Supplied information:
______
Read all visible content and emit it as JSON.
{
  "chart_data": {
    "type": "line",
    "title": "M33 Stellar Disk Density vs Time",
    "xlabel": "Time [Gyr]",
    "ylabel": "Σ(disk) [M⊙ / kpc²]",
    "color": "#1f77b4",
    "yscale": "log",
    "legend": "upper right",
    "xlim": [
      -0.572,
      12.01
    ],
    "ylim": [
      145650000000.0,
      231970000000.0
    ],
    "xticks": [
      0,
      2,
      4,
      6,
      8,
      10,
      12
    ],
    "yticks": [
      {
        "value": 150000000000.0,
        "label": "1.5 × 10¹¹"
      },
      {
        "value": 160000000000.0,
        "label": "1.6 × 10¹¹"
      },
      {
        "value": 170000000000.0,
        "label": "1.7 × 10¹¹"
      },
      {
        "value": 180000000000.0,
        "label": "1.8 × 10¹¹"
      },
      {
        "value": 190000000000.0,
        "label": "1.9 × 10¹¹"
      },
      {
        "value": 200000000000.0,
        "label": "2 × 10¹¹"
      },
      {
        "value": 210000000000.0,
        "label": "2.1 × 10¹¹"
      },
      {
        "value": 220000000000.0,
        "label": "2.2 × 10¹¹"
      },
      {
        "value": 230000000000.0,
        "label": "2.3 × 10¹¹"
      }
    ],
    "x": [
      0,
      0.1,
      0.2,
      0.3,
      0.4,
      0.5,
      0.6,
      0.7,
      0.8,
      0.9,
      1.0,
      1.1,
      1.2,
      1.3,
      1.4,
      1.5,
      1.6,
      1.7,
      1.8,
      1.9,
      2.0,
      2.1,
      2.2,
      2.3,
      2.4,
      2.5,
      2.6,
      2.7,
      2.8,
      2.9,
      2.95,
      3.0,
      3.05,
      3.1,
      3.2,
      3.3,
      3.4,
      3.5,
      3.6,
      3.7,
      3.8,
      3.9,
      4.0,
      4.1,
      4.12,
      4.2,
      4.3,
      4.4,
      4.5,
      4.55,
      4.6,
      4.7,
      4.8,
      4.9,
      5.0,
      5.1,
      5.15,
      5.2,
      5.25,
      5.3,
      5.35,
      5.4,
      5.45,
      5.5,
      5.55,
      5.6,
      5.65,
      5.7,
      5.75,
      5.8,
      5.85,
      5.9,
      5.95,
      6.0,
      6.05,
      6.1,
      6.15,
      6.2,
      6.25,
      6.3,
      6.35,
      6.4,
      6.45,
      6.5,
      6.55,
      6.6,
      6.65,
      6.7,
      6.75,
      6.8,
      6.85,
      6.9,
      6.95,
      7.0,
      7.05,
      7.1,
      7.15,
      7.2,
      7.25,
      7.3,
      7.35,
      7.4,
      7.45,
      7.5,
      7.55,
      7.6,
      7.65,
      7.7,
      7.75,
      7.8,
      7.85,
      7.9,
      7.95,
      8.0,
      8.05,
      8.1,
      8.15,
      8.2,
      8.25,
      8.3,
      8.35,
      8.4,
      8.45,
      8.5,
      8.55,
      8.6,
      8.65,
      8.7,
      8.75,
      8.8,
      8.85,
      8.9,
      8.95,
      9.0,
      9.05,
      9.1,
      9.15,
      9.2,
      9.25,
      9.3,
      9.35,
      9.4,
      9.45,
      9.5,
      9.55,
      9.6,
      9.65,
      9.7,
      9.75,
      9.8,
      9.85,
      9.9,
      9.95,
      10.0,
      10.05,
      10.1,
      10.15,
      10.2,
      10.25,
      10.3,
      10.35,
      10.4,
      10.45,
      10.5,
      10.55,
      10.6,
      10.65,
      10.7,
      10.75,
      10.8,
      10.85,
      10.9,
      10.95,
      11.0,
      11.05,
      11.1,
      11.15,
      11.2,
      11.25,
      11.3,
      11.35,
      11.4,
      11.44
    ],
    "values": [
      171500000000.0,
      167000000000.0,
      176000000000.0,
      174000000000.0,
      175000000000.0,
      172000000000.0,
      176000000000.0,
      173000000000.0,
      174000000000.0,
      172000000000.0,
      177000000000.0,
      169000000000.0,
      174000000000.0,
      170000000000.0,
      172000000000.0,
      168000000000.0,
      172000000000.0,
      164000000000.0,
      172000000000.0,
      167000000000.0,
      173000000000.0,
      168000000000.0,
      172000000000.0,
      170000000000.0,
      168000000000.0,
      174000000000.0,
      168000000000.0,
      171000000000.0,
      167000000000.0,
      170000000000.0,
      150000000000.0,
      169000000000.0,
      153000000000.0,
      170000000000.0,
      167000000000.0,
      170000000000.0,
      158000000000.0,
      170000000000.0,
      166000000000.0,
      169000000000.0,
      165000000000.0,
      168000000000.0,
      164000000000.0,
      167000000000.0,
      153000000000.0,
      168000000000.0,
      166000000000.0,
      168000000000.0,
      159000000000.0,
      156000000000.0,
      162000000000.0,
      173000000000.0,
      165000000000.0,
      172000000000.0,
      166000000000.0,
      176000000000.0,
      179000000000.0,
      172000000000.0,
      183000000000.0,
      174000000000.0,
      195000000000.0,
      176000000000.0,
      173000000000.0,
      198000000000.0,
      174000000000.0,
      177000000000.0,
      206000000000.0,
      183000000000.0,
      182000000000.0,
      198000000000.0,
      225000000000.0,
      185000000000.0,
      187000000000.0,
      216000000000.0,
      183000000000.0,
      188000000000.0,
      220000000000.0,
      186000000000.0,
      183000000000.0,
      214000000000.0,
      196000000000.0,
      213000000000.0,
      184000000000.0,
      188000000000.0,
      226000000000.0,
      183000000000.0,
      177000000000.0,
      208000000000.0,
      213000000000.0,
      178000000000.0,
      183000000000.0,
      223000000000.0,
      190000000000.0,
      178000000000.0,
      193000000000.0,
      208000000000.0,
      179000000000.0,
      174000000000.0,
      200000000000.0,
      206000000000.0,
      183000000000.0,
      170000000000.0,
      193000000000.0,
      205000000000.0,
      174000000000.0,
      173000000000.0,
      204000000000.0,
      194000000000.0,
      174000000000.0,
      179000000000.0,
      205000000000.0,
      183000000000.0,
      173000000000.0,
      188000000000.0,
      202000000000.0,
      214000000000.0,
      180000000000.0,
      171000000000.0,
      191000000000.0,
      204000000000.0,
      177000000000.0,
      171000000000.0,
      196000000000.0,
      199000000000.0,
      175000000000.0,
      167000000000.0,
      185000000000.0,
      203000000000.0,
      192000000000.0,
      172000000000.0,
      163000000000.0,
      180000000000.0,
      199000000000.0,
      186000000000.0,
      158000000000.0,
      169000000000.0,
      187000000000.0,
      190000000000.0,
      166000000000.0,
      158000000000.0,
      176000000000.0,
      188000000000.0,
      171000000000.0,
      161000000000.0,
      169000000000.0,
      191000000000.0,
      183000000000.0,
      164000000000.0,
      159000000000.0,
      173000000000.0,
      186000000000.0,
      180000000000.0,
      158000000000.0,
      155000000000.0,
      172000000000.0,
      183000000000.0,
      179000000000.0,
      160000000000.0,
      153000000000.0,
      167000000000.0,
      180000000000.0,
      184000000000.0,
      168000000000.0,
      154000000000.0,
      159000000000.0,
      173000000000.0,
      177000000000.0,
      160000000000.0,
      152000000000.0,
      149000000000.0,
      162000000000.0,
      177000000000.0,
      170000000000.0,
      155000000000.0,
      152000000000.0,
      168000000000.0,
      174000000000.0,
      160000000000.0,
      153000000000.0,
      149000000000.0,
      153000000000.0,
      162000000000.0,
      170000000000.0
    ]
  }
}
______
Requirements: Restate the data above exactly, keeping each word as it stands.

Response:
Read all visible content and emit it as JSON.
{
  "chart_data": {
    "type": "line",
    "title": "M33 Stellar Disk Density vs Time",
    "xlabel": "Time [Gyr]",
    "ylabel": "Σ(disk) [M⊙ / kpc²]",
    "color": "#1f77b4",
    "yscale": "log",
    "legend": "upper right",
    "xlim": [
      -0.572,
      12.01
    ],
    "ylim": [
      145650000000.0,
      231970000000.0
    ],
    "xticks": [
      0,
      2,
      4,
      6,
      8,
      10,
      12
    ],
    "yticks": [
      {
        "value": 150000000000.0,
        "label": "1.5 × 10¹¹"
      },
      {
        "value": 160000000000.0,
        "label": "1.6 × 10¹¹"
      },
      {
        "value": 170000000000.0,
        "label": "1.7 × 10¹¹"
      },
      {
        "value": 180000000000.0,
        "label": "1.8 × 10¹¹"
      },
      {
        "value": 190000000000.0,
        "label": "1.9 × 10¹¹"
      },
      {
        "value": 200000000000.0,
        "label": "2 × 10¹¹"
      },
      {
        "value": 210000000000.0,
        "label": "2.1 × 10¹¹"
      },
      {
        "value": 220000000000.0,
        "label": "2.2 × 10¹¹"
      },
      {
        "value": 230000000000.0,
        "label": "2.3 × 10¹¹"
      }
    ],
    "x": [
      0,
      0.1,
      0.2,
      0.3,
      0.4,
      0.5,
      0.6,
      0.7,
      0.8,
      0.9,
      1.0,
      1.1,
      1.2,
      1.3,
      1.4,
      1.5,
      1.6,
      1.7,
      1.8,
      1.9,
      2.0,
      2.1,
      2.2,
      2.3,
      2.4,
      2.5,
      2.6,
      2.7,
      2.8,
      2.9,
      2.95,
      3.0,
      3.05,
      3.1,
      3.2,
      3.3,
      3.4,
      3.5,
      3.6,
      3.7,
      3.8,
      3.9,
      4.0,
      4.1,
      4.12,
      4.2,
      4.3,
      4.4,
      4.5,
      4.55,
      4.6,
      4.7,
      4.8,
      4.9,
      5.0,
      5.1,
      5.15,
      5.2,
      5.25,
      5.3,
      5.35,
      5.4,
      5.45,
      5.5,
      5.55,
      5.6,
      5.65,
      5.7,
      5.75,
      5.8,
      5.85,
      5.9,
      5.95,
      6.0,
      6.05,
      6.1,
      6.15,
      6.2,
      6.25,
      6.3,
      6.35,
      6.4,
      6.45,
      6.5,
      6.55,
      6.6,
      6.65,
      6.7,
      6.75,
      6.8,
      6.85,
      6.9,
      6.95,
      7.0,
      7.05,
      7.1,
      7.15,
      7.2,
      7.25,
      7.3,
      7.35,
      7.4,
      7.45,
      7.5,
      7.55,
      7.6,
      7.65,
      7.7,
      7.75,
      7.8,
      7.85,
      7.9,
      7.95,
      8.0,
      8.05,
      8.1,
      8.15,
      8.2,
      8.25,
      8.3,
      8.35,
      8.4,
      8.45,
      8.5,
      8.55,
      8.6,
      8.65,
      8.7,
      8.75,
      8.8,
      8.85,
      8.9,
      8.95,
      9.0,
      9.05,
      9.1,
      9.15,
      9.2,
      9.25,
      9.3,
      9.35,
      9.4,
      9.45,
      9.5,
      9.55,
      9.6,
      9.65,
      9.7,
      9.75,
      9.8,
      9.85,
      9.9,
      9.95,
      10.0,
      10.05,
      10.1,
      10.15,
      10.2,
      10.25,
      10.3,
      10.35,
      10.4,
      10.45,
      10.5,
      10.55,
      10.6,
      10.65,
      10.7,
      10.75,
      10.8,
      10.85,
      10.9,
      10.95,
      11.0,
      11.05,
      11.1,
      11.15,
      11.2,
      11.25,
      11.3,
      11.35,
      11.4,
      11.44
    ],
    "values": [
      171500000000.0,
      167000000000.0,
      176000000000.0,
      174000000000.0,
      175000000000.0,
      172000000000.0,
      176000000000.0,
      173000000000.0,
      174000000000.0,
      172000000000.0,
      177000000000.0,
      169000000000.0,
      174000000000.0,
      170000000000.0,
      172000000000.0,
      168000000000.0,
      172000000000.0,
      164000000000.0,
      172000000000.0,
      167000000000.0,
      173000000000.0,
      168000000000.0,
      172000000000.0,
      170000000000.0,
      168000000000.0,
      174000000000.0,
      168000000000.0,
      171000000000.0,
      167000000000.0,
      170000000000.0,
      150000000000.0,
      169000000000.0,
      153000000000.0,
      170000000000.0,
      167000000000.0,
      170000000000.0,
      158000000000.0,
      170000000000.0,
      166000000000.0,
      169000000000.0,
      165000000000.0,
      168000000000.0,
      164000000000.0,
      167000000000.0,
      153000000000.0,
      168000000000.0,
      166000000000.0,
      168000000000.0,
      159000000000.0,
      156000000000.0,
      162000000000.0,
      173000000000.0,
      165000000000.0,
      172000000000.0,
      166000000000.0,
      176000000000.0,
      179000000000.0,
      172000000000.0,
      183000000000.0,
      174000000000.0,
      195000000000.0,
      176000000000.0,
      173000000000.0,
      198000000000.0,
      174000000000.0,
      177000000000.0,
      206000000000.0,
      183000000000.0,
      182000000000.0,
      198000000000.0,
      225000000000.0,
      185000000000.0,
      187000000000.0,
      216000000000.0,
      183000000000.0,
      188000000000.0,
      220000000000.0,
      186000000000.0,
      183000000000.0,
      214000000000.0,
      196000000000.0,
      213000000000.0,
      184000000000.0,
      188000000000.0,
      226000000000.0,
      183000000000.0,
      177000000000.0,
      208000000000.0,
      213000000000.0,
      178000000000.0,
      183000000000.0,
      223000000000.0,
      190000000000.0,
      178000000000.0,
      193000000000.0,
      208000000000.0,
      179000000000.0,
      174000000000.0,
      200000000000.0,
      206000000000.0,
      183000000000.0,
      170000000000.0,
      193000000000.0,
      205000000000.0,
      174000000000.0,
      173000000000.0,
      204000000000.0,
      194000000000.0,
      174000000000.0,
      179000000000.0,
      205000000000.0,
      183000000000.0,
      173000000000.0,
      188000000000.0,
      202000000000.0,
      214000000000.0,
      180000000000.0,
      171000000000.0,
      191000000000.0,
      204000000000.0,
      177000000000.0,
      171000000000.0,
      196000000000.0,
      199000000000.0,
      175000000000.0,
      167000000000.0,
      185000000000.0,
      203000000000.0,
      192000000000.0,
      172000000000.0,
      163000000000.0,
      180000000000.0,
      199000000000.0,
      186000000000.0,
      158000000000.0,
      169000000000.0,
      187000000000.0,
      190000000000.0,
      166000000000.0,
      158000000000.0,
      176000000000.0,
      188000000000.0,
      171000000000.0,
      161000000000.0,
      169000000000.0,
      191000000000.0,
      183000000000.0,
      164000000000.0,
      159000000000.0,
      173000000000.0,
      186000000000.0,
      180000000000.0,
      158000000000.0,
      155000000000.0,
      172000000000.0,
      183000000000.0,
      179000000000.0,
      160000000000.0,
      153000000000.0,
      167000000000.0,
      180000000000.0,
      184000000000.0,
      168000000000.0,
      154000000000.0,
      159000000000.0,
      173000000000.0,
      177000000000.0,
      160000000000.0,
      152000000000.0,
      149000000000.0,
      162000000000.0,
      177000000000.0,
      170000000000.0,
      155000000000.0,
      152000000000.0,
      168000000000.0,
      174000000000.0,
      160000000000.0,
      153000000000.0,
      149000000000.0,
      153000000000.0,
      162000000000.0,
      170000000000.0
    ]
  }
}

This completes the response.